- [Extrait à lire]:

----

Il y a, il y aurait, par delà les ressemblances physiques, des caractères répétés. Constat singulier que j’ai fait début février. Un lundi, je suis à Trat, province de Trat, en Thaïlande. Comme Gala ferme la porte et confisque la clef de la chambre d’hôtel si j’annonce aller chez les coiffeur (elle craint que je ne me rase la tête), je sors en catimini, enfourche la moto et me rends dans la banlieue de l’ancien aéroport. A mon entrée, le cabinet de coiffure est vide. Des bruits viennent d’une salon privé qui s’ouvre en coulisse. Je m’installe sans mot dire. Survient au bout de quelques minutes une femme pimpante et menue. Elle me passe la blouse, me caresse la tête, réfléchit à ma demande, semble acquiescer et se met au travail. Virevoltant autour du siège pendant l’exercice, elle ne cesse de ma parler comme parlerait une amante à son amant, d’une voix douce, musicale, riante, devinant que je ne comprends rien, poursuivant avec une joie gracieuse, sensuelle, presque indécente qui tranche avec les ordres qu’elle donne à sa fille, collégienne boutonneuse, que ce soit (je saisis au moment où l’instrument change de main): “le ciseau!”, “la brosse!” ou “le vaporisateur!“
Deux jours plus tard, j’attends sur le quai de la gare de Sierre le train pour Viège. Une femme de la même taille, accompagnée d’un homme que je ne vois pas (j’essaie de me le remémorer plus tard, lorsqu’elle m’en parle). Quand le train entre en gare, elle est seule avec une valise trop lourde. Je propose mon aide, hisse le bagage, vais m’installer. La femme me rejoint, s’assied dans la compartiment voisin, puis hissée sur la banquette, m’adresse la parole. Peu après, elle est à mon côté, me confie la garde de sa valise, va nous chercher un café et me raconte sa vie en Allemagne, à Cologne, où elle est secrétaire, ses vacances de grimpe à Crans, son envie de se rendre en Turquie, et en vient à me suggérer des villes où élire domicile en Bavière. Elle est toute différente de la thaïlandaise de Trat: blonde l’une, foncée l’autre, les yeux bleus pour l’une, foncés pour l’autre, mais, par la grâce, le volubile de la conversation, la façon de minauder, de se confier, de rouler des regards, c’est la même femme.

----

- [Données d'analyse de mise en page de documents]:

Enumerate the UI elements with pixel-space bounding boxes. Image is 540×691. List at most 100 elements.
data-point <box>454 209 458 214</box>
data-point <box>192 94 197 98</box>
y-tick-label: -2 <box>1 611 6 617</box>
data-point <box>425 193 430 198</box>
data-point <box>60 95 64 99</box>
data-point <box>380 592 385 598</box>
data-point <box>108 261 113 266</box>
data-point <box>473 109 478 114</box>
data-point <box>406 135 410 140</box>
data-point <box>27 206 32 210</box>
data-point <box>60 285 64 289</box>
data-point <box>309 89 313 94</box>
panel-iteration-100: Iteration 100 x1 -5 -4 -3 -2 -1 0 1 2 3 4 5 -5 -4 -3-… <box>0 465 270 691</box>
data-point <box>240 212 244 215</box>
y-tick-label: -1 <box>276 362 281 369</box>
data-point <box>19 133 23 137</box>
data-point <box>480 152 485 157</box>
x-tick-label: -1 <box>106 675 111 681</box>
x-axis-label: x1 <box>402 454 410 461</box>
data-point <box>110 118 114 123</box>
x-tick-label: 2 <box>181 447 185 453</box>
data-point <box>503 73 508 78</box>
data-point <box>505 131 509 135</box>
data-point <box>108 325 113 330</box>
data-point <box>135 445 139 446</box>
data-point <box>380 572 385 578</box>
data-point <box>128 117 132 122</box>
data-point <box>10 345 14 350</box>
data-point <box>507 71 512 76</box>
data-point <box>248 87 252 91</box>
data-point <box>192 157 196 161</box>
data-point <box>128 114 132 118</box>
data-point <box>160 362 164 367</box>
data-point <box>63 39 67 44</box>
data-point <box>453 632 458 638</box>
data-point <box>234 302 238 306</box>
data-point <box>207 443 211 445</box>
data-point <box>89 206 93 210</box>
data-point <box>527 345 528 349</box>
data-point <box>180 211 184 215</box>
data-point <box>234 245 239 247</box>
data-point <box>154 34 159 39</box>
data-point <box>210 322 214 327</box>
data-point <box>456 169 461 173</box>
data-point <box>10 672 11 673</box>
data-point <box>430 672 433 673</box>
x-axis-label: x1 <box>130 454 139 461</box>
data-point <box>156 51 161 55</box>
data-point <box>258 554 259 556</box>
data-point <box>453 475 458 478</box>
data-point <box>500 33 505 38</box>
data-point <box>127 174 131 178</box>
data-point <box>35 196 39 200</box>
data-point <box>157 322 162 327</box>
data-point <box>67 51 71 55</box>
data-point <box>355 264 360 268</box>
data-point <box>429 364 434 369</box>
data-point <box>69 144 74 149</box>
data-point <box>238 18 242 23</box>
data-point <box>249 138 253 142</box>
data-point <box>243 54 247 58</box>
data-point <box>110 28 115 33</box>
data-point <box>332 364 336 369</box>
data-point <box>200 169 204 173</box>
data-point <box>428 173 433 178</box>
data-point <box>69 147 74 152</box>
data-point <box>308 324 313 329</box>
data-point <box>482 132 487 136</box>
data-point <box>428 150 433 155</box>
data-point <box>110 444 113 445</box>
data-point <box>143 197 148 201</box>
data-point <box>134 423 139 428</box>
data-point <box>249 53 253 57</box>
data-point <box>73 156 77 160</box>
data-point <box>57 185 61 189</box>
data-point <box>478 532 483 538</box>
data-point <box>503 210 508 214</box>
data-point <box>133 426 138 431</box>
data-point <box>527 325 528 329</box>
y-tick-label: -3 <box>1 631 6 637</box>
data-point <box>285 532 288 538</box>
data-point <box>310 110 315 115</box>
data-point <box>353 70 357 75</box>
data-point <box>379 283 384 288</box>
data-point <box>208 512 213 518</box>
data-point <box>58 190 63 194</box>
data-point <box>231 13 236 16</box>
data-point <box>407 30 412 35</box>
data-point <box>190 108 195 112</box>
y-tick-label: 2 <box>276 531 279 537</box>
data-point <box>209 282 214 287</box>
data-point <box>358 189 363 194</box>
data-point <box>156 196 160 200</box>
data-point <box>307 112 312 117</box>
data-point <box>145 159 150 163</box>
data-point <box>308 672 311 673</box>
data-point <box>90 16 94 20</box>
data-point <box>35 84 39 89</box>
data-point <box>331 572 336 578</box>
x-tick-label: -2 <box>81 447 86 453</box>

----

- [Tâche à réaliser]: D'après l'extrait à lire, expliquez pourquoi la personne qui raconte se rend « en catimini » chez le coiffeur de Trat.

- [Exercice terminé]: Gala ferme la porte et confisque la clef de la chambre d'hôtel si la personne qui raconte annonce aller chez le coiffeur. Elle craint en effet que celle-ci ne se rase la tête.